> Exercise objective
Write out all of the records precisely. Skip anything that is a picture.

> The data
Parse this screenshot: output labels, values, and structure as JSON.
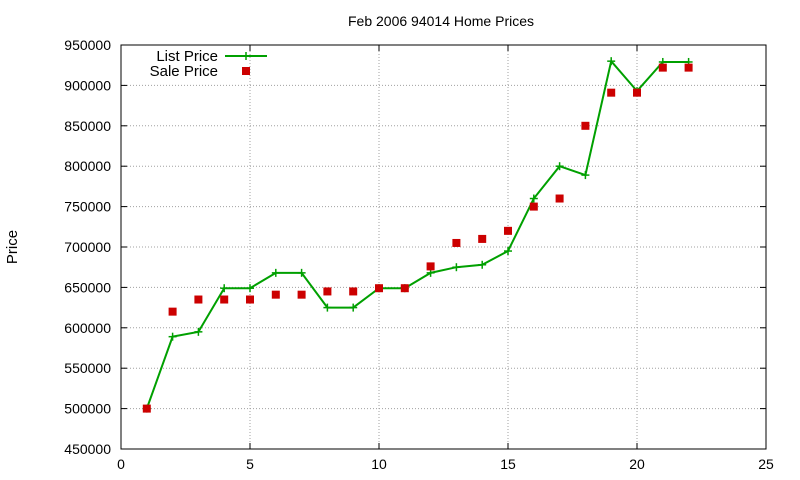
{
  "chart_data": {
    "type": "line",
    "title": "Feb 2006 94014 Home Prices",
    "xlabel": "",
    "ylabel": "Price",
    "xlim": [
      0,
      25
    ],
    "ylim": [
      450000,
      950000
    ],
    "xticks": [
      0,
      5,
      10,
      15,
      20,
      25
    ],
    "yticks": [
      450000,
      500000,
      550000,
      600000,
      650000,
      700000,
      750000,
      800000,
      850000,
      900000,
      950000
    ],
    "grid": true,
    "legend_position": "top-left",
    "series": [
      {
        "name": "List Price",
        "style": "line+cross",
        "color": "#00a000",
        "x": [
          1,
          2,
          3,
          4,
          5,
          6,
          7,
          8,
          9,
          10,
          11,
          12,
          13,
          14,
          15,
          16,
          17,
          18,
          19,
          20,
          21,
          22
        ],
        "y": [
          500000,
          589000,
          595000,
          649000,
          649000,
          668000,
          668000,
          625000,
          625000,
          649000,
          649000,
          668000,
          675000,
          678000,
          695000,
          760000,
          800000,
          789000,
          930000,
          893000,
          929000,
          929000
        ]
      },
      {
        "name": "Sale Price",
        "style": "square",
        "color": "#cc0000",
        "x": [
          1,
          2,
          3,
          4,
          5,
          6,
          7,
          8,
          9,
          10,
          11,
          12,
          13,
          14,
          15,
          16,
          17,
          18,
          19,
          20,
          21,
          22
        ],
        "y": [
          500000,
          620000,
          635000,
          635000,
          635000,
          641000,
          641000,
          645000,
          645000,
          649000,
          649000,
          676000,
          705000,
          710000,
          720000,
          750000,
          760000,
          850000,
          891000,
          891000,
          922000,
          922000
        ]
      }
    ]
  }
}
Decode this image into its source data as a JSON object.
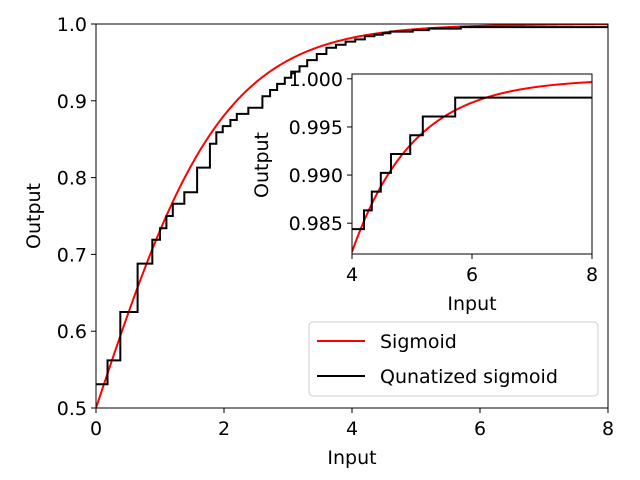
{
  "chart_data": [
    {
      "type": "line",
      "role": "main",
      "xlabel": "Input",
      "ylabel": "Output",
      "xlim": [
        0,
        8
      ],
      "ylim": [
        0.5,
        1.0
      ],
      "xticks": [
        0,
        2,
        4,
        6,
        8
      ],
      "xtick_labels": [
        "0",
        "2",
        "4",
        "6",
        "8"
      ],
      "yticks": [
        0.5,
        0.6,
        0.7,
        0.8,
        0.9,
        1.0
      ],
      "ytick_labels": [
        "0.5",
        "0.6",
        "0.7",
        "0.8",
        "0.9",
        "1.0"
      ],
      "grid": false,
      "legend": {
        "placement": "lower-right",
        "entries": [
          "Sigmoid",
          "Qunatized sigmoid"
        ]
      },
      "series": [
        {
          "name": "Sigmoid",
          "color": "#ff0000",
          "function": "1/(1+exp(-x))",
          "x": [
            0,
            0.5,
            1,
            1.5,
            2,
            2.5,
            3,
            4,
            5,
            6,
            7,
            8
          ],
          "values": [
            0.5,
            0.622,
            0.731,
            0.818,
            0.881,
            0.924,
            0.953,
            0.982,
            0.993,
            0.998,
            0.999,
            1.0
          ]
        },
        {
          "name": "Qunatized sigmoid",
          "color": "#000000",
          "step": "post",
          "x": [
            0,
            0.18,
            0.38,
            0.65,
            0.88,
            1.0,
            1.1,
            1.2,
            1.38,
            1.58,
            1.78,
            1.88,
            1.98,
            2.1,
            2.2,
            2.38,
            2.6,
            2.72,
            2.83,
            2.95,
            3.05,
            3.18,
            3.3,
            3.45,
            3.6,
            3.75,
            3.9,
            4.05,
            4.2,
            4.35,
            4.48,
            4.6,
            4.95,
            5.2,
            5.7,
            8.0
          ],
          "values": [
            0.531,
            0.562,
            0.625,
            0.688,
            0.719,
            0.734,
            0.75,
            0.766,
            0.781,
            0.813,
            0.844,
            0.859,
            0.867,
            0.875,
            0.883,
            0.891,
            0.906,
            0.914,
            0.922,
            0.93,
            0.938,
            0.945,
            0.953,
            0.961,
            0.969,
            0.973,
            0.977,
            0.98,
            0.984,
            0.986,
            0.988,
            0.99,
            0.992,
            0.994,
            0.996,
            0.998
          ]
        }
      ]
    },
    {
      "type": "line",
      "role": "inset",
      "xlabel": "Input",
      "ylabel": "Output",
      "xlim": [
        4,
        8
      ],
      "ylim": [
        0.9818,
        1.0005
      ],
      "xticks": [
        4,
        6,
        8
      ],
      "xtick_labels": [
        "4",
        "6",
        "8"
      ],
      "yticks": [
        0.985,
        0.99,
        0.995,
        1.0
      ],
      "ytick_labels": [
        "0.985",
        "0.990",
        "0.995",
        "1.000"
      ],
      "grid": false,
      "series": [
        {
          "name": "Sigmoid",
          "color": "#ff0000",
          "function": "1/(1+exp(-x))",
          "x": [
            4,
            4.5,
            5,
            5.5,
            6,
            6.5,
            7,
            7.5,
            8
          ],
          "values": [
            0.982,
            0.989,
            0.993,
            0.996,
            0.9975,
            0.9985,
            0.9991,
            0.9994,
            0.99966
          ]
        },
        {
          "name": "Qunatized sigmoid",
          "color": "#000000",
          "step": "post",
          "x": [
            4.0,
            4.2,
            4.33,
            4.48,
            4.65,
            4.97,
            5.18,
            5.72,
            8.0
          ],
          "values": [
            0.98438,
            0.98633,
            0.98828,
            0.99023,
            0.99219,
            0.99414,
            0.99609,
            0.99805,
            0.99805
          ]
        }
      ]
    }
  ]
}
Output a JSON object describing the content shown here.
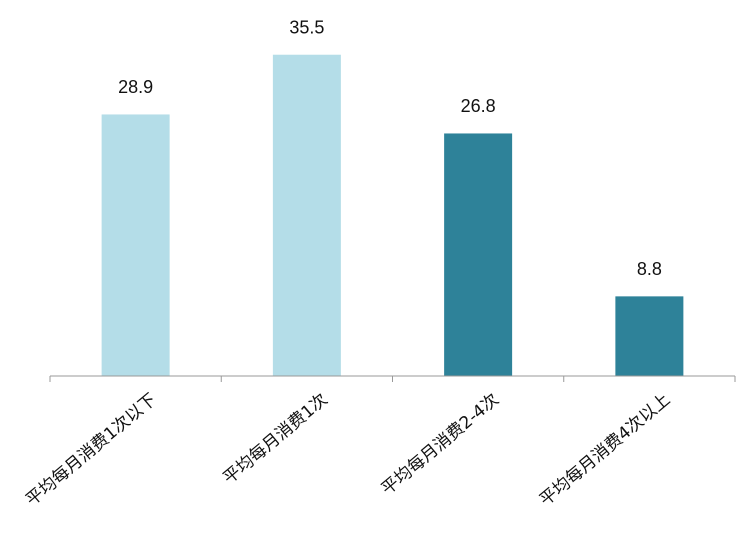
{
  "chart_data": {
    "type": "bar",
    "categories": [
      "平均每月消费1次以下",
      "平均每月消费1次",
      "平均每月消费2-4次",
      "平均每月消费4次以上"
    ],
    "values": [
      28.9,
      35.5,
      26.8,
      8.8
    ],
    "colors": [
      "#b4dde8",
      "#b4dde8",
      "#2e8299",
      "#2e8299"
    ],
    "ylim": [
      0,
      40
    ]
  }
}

> Full answer
Parse this screenshot: output labels, values, and structure as JSON.
{
  "chart_data": {
    "type": "line",
    "title": "Feb 2006 94014 Home Prices",
    "xlabel": "",
    "ylabel": "Price",
    "xlim": [
      0,
      25
    ],
    "ylim": [
      450000,
      950000
    ],
    "xticks": [
      0,
      5,
      10,
      15,
      20,
      25
    ],
    "yticks": [
      450000,
      500000,
      550000,
      600000,
      650000,
      700000,
      750000,
      800000,
      850000,
      900000,
      950000
    ],
    "grid": true,
    "legend_position": "top-left",
    "series": [
      {
        "name": "List Price",
        "style": "line+cross",
        "color": "#00a000",
        "x": [
          1,
          2,
          3,
          4,
          5,
          6,
          7,
          8,
          9,
          10,
          11,
          12,
          13,
          14,
          15,
          16,
          17,
          18,
          19,
          20,
          21,
          22
        ],
        "y": [
          500000,
          589000,
          595000,
          649000,
          649000,
          668000,
          668000,
          625000,
          625000,
          649000,
          649000,
          668000,
          675000,
          678000,
          695000,
          760000,
          800000,
          789000,
          930000,
          893000,
          929000,
          929000
        ]
      },
      {
        "name": "Sale Price",
        "style": "square",
        "color": "#cc0000",
        "x": [
          1,
          2,
          3,
          4,
          5,
          6,
          7,
          8,
          9,
          10,
          11,
          12,
          13,
          14,
          15,
          16,
          17,
          18,
          19,
          20,
          21,
          22
        ],
        "y": [
          500000,
          620000,
          635000,
          635000,
          635000,
          641000,
          641000,
          645000,
          645000,
          649000,
          649000,
          676000,
          705000,
          710000,
          720000,
          750000,
          760000,
          850000,
          891000,
          891000,
          922000,
          922000
        ]
      }
    ]
  }
}
Decode this image into its source data as a JSON object.
{
  "chart_data": [
    {
      "type": "line",
      "role": "main",
      "xlabel": "Input",
      "ylabel": "Output",
      "xlim": [
        0,
        8
      ],
      "ylim": [
        0.5,
        1.0
      ],
      "xticks": [
        0,
        2,
        4,
        6,
        8
      ],
      "xtick_labels": [
        "0",
        "2",
        "4",
        "6",
        "8"
      ],
      "yticks": [
        0.5,
        0.6,
        0.7,
        0.8,
        0.9,
        1.0
      ],
      "ytick_labels": [
        "0.5",
        "0.6",
        "0.7",
        "0.8",
        "0.9",
        "1.0"
      ],
      "grid": false,
      "legend": {
        "placement": "lower-right",
        "entries": [
          "Sigmoid",
          "Qunatized sigmoid"
        ]
      },
      "series": [
        {
          "name": "Sigmoid",
          "color": "#ff0000",
          "function": "1/(1+exp(-x))",
          "x": [
            0,
            0.5,
            1,
            1.5,
            2,
            2.5,
            3,
            4,
            5,
            6,
            7,
            8
          ],
          "values": [
            0.5,
            0.622,
            0.731,
            0.818,
            0.881,
            0.924,
            0.953,
            0.982,
            0.993,
            0.998,
            0.999,
            1.0
          ]
        },
        {
          "name": "Qunatized sigmoid",
          "color": "#000000",
          "step": "post",
          "x": [
            0,
            0.18,
            0.38,
            0.65,
            0.88,
            1.0,
            1.1,
            1.2,
            1.38,
            1.58,
            1.78,
            1.88,
            1.98,
            2.1,
            2.2,
            2.38,
            2.6,
            2.72,
            2.83,
            2.95,
            3.05,
            3.18,
            3.3,
            3.45,
            3.6,
            3.75,
            3.9,
            4.05,
            4.2,
            4.35,
            4.48,
            4.6,
            4.95,
            5.2,
            5.7,
            8.0
          ],
          "values": [
            0.531,
            0.562,
            0.625,
            0.688,
            0.719,
            0.734,
            0.75,
            0.766,
            0.781,
            0.813,
            0.844,
            0.859,
            0.867,
            0.875,
            0.883,
            0.891,
            0.906,
            0.914,
            0.922,
            0.93,
            0.938,
            0.945,
            0.953,
            0.961,
            0.969,
            0.973,
            0.977,
            0.98,
            0.984,
            0.986,
            0.988,
            0.99,
            0.992,
            0.994,
            0.996,
            0.998
          ]
        }
      ]
    },
    {
      "type": "line",
      "role": "inset",
      "xlabel": "Input",
      "ylabel": "Output",
      "xlim": [
        4,
        8
      ],
      "ylim": [
        0.9818,
        1.0005
      ],
      "xticks": [
        4,
        6,
        8
      ],
      "xtick_labels": [
        "4",
        "6",
        "8"
      ],
      "yticks": [
        0.985,
        0.99,
        0.995,
        1.0
      ],
      "ytick_labels": [
        "0.985",
        "0.990",
        "0.995",
        "1.000"
      ],
      "grid": false,
      "series": [
        {
          "name": "Sigmoid",
          "color": "#ff0000",
          "function": "1/(1+exp(-x))",
          "x": [
            4,
            4.5,
            5,
            5.5,
            6,
            6.5,
            7,
            7.5,
            8
          ],
          "values": [
            0.982,
            0.989,
            0.993,
            0.996,
            0.9975,
            0.9985,
            0.9991,
            0.9994,
            0.99966
          ]
        },
        {
          "name": "Qunatized sigmoid",
          "color": "#000000",
          "step": "post",
          "x": [
            4.0,
            4.2,
            4.33,
            4.48,
            4.65,
            4.97,
            5.18,
            5.72,
            8.0
          ],
          "values": [
            0.98438,
            0.98633,
            0.98828,
            0.99023,
            0.99219,
            0.99414,
            0.99609,
            0.99805,
            0.99805
          ]
        }
      ]
    }
  ]
}
Output a JSON object describing the content shown here.
{
  "chart_data": {
    "type": "bar",
    "categories": [
      "平均每月消费1次以下",
      "平均每月消费1次",
      "平均每月消费2-4次",
      "平均每月消费4次以上"
    ],
    "values": [
      28.9,
      35.5,
      26.8,
      8.8
    ],
    "colors": [
      "#b4dde8",
      "#b4dde8",
      "#2e8299",
      "#2e8299"
    ],
    "ylim": [
      0,
      40
    ]
  }
}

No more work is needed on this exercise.